Data listing:

/---

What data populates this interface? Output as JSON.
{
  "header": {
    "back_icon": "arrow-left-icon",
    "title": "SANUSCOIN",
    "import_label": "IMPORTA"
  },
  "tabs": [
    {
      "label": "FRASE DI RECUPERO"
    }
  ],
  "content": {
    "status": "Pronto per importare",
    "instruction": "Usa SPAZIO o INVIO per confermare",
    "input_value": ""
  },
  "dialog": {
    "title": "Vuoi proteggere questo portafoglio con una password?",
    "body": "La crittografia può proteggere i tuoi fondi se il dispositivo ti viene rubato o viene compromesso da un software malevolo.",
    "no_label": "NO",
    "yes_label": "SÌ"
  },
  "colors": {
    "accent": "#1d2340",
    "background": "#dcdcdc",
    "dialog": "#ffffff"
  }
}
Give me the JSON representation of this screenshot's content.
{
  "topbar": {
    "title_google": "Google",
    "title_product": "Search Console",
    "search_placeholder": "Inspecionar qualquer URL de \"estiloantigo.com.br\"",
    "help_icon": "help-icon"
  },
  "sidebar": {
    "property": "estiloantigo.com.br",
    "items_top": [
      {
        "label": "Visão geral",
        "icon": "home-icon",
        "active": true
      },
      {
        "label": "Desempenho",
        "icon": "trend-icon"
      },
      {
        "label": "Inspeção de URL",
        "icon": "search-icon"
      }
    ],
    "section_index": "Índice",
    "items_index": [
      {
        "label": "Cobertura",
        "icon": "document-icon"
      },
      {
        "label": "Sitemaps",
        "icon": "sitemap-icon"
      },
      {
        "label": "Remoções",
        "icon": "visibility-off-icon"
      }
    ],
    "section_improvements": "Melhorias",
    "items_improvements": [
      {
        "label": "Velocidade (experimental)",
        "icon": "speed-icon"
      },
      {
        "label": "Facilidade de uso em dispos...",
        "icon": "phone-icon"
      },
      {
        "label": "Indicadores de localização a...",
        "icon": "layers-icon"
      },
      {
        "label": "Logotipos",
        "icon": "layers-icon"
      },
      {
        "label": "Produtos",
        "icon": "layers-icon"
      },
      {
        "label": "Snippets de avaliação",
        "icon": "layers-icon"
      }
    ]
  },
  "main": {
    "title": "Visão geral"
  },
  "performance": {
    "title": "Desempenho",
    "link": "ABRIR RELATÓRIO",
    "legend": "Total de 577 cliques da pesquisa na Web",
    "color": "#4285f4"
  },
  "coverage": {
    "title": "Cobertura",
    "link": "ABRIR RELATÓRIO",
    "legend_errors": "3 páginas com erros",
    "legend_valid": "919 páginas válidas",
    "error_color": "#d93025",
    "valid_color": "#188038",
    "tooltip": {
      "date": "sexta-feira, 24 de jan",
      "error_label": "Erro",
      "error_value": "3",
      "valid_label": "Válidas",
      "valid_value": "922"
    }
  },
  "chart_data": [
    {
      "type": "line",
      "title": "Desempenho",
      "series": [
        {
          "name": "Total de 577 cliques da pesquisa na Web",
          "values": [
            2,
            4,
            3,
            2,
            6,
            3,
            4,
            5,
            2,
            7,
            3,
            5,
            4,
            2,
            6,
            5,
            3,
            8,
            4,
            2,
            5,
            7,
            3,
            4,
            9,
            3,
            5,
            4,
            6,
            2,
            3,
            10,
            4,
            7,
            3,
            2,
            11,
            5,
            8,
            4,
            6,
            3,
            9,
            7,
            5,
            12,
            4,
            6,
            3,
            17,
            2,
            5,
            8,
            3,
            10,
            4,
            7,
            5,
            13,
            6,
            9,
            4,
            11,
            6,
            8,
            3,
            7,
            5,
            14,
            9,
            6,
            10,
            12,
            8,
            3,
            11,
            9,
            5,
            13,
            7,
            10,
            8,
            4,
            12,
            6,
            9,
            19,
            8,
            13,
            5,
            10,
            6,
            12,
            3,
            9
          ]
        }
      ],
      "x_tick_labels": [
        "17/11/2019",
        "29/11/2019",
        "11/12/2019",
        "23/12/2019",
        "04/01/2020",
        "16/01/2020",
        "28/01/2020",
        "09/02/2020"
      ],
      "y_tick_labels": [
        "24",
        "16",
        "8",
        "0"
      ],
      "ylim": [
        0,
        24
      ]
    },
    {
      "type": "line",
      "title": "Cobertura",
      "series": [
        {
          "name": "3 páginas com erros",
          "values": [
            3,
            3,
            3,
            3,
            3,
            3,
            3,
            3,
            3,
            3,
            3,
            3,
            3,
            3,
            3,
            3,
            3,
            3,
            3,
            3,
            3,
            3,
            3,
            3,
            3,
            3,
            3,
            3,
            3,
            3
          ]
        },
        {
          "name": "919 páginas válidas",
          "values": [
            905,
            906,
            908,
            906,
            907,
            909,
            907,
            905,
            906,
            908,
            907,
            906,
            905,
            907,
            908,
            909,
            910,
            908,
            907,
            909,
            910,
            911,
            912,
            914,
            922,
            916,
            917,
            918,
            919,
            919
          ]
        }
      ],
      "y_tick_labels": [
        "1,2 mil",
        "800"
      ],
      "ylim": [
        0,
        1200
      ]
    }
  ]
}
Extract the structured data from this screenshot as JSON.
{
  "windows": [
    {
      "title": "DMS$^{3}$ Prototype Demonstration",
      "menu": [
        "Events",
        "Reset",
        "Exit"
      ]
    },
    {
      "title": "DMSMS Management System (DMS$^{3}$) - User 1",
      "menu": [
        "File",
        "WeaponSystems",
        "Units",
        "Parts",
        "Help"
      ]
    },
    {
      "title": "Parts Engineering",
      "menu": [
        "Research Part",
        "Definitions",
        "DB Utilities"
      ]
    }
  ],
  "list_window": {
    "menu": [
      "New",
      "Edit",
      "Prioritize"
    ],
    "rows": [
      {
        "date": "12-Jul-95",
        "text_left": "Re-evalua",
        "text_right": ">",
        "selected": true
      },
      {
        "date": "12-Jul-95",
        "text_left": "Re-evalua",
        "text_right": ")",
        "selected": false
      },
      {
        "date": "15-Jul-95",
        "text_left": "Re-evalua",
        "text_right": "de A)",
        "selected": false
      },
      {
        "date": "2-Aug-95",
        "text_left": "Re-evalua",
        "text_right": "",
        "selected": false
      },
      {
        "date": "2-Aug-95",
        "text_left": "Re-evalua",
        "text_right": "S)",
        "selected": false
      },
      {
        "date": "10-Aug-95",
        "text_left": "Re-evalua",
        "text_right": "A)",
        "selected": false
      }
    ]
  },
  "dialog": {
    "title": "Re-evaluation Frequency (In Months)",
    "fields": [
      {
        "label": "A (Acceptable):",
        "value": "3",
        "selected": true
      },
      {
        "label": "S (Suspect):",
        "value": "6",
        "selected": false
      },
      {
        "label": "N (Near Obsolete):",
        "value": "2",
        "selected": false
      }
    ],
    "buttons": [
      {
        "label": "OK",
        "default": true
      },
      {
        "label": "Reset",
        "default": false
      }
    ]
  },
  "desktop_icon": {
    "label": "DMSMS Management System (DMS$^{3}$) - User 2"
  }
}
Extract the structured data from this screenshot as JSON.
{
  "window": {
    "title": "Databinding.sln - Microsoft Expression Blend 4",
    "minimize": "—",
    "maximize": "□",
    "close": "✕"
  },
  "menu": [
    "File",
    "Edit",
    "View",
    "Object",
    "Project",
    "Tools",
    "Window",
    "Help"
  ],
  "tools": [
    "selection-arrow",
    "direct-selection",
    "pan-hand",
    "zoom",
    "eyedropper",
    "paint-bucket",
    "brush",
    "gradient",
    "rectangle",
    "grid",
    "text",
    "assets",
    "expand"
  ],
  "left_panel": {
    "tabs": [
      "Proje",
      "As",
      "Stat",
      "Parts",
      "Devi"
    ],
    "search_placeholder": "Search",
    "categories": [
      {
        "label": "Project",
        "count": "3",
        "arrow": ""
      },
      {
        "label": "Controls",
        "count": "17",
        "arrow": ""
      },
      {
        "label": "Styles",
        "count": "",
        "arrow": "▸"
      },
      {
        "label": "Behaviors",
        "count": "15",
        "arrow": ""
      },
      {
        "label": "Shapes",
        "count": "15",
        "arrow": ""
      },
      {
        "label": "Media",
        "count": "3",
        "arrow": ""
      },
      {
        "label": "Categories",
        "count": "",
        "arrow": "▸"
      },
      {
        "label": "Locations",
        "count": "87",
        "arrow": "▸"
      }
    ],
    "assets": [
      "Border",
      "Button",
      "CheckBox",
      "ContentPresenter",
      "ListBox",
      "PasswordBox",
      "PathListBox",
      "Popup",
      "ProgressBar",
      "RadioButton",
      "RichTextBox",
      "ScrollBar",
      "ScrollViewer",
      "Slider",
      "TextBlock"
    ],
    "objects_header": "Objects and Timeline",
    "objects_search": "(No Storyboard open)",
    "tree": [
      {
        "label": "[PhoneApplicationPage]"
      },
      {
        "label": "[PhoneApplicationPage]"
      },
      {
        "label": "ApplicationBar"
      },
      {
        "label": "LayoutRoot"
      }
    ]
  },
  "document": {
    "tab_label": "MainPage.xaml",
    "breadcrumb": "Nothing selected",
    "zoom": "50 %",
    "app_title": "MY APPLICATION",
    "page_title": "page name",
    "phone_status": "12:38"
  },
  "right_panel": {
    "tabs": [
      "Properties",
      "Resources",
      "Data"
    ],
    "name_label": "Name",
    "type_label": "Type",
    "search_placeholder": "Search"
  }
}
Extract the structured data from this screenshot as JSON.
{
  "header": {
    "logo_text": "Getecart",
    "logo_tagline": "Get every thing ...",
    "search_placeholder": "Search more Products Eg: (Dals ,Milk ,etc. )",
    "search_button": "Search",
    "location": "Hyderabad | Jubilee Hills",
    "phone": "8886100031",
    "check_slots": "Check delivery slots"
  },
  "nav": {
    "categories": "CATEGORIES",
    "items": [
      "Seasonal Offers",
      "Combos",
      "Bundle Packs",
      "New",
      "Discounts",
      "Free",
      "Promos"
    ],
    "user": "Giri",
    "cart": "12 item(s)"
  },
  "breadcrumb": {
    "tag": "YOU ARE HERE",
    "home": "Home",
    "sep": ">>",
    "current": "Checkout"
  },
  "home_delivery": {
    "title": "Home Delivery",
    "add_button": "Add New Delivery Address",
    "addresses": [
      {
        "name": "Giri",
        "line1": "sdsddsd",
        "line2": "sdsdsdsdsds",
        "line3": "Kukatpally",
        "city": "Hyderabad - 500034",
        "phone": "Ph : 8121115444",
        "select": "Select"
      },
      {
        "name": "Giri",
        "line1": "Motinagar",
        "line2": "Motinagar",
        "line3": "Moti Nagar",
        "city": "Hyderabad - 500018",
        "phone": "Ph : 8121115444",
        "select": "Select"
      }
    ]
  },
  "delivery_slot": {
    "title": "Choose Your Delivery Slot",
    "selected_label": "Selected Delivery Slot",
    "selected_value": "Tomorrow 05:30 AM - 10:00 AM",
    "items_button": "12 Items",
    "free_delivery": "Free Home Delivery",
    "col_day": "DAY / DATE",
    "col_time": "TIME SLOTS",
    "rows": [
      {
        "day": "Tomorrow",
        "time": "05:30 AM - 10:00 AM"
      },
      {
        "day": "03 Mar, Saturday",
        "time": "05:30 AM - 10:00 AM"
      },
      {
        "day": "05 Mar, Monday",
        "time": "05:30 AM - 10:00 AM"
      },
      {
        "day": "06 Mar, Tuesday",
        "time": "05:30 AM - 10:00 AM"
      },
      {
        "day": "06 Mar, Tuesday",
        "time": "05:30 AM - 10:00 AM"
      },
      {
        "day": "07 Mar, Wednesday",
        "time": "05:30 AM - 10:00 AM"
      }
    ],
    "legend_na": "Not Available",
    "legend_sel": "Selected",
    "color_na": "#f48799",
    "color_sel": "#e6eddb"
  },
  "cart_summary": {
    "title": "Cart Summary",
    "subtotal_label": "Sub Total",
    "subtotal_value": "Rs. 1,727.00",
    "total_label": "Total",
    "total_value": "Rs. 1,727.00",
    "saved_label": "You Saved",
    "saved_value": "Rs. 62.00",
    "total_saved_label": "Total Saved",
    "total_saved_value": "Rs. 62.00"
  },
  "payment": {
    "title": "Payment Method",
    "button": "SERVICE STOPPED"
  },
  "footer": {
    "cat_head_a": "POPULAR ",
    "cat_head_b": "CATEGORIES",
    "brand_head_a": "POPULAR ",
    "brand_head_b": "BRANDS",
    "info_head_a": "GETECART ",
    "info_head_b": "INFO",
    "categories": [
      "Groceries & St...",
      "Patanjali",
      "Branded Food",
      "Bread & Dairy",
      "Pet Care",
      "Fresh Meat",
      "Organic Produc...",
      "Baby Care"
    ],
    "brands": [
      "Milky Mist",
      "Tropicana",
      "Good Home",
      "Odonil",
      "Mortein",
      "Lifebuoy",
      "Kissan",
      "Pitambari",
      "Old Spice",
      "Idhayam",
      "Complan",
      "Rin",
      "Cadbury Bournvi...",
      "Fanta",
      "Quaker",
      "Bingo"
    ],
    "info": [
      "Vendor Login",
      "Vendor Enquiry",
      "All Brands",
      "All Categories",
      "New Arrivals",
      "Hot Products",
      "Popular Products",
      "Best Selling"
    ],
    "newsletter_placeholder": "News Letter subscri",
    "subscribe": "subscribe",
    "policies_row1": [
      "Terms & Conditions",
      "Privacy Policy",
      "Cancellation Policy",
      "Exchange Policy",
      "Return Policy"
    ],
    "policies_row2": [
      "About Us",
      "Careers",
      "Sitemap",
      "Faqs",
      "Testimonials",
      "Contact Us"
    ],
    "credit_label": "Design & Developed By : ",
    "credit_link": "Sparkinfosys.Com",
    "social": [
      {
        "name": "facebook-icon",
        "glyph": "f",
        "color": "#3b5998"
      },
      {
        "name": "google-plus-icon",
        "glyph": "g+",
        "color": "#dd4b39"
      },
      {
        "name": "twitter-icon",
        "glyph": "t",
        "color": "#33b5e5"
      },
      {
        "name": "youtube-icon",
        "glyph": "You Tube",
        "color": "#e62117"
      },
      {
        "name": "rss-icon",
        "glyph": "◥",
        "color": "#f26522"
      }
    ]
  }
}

\---

Return each line of the listing that holds the string "Free".

      "Free",
    "free_delivery": "Free Home Delivery",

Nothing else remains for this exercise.